What is asked » Report every line in the listing that contains the string "this".

Recorded information »
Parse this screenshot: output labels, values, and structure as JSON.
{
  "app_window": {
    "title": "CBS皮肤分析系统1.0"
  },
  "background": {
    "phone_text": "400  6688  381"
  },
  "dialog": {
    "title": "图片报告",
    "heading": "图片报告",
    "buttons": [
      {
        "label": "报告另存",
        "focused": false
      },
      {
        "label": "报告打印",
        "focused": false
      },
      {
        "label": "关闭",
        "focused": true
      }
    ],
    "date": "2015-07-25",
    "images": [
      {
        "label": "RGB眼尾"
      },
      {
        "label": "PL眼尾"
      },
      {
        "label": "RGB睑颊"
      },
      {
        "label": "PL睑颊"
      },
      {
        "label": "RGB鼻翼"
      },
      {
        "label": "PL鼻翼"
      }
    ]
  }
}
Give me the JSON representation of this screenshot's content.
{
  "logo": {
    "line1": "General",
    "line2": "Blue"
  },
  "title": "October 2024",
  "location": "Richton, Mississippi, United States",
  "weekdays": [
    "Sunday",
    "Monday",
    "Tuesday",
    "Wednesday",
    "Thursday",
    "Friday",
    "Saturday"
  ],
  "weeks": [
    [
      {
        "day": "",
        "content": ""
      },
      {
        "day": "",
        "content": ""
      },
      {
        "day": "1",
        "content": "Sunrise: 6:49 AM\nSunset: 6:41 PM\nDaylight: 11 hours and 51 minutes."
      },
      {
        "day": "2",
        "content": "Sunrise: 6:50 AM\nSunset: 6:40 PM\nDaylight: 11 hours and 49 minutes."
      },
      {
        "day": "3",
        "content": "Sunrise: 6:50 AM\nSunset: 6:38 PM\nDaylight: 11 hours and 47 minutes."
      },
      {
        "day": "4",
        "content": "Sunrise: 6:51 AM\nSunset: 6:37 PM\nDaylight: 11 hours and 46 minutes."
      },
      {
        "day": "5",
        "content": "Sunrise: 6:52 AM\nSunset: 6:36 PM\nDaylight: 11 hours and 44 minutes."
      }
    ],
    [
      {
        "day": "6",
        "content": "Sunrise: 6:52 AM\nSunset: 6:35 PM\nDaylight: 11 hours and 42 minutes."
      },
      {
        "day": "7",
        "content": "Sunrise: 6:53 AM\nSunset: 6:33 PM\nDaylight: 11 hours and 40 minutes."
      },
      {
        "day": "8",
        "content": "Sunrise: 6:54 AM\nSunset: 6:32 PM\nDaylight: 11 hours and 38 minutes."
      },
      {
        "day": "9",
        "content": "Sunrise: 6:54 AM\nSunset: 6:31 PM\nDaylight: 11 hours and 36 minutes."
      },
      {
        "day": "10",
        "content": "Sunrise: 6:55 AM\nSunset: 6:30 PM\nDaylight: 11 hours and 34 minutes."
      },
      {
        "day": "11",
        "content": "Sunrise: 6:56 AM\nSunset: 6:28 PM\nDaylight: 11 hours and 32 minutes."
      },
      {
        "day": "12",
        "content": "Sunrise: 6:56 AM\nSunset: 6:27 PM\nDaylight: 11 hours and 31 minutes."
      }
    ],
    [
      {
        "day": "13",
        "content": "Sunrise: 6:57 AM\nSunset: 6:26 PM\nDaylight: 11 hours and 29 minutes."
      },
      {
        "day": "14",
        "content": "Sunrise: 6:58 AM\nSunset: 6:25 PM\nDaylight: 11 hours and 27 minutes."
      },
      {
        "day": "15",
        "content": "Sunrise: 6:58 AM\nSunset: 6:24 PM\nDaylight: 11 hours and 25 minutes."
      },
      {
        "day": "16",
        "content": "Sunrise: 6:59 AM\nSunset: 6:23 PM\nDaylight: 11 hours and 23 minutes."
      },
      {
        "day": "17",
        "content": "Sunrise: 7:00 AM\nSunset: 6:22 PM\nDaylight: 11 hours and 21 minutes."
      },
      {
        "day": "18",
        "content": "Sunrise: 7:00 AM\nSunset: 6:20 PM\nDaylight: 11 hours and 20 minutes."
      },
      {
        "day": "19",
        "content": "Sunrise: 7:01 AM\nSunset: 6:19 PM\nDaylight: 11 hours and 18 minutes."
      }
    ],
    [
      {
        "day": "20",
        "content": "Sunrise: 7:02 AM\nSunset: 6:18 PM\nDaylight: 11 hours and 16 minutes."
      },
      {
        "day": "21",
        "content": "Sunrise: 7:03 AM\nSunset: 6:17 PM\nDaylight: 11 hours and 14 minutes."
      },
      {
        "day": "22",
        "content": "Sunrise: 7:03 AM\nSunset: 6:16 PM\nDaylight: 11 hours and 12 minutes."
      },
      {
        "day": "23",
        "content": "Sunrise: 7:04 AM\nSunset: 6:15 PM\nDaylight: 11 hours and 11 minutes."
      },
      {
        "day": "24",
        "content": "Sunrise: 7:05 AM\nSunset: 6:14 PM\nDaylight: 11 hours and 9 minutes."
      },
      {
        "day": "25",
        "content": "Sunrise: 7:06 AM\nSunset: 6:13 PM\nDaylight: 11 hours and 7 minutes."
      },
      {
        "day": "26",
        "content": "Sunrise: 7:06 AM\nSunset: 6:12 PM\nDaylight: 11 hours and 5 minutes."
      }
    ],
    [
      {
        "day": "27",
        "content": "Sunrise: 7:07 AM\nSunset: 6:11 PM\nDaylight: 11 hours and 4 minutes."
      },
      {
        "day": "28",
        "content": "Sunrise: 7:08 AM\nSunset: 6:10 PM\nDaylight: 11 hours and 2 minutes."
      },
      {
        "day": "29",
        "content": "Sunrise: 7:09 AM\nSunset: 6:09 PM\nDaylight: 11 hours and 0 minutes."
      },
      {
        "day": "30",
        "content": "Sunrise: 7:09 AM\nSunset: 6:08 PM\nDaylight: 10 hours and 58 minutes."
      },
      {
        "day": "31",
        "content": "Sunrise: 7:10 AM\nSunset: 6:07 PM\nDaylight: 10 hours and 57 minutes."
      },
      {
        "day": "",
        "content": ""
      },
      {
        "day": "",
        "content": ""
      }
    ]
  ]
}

Response »
Parse this screenshot: output labels, values, and structure as JSON.
Give me the JSON representation of this screenshot's content.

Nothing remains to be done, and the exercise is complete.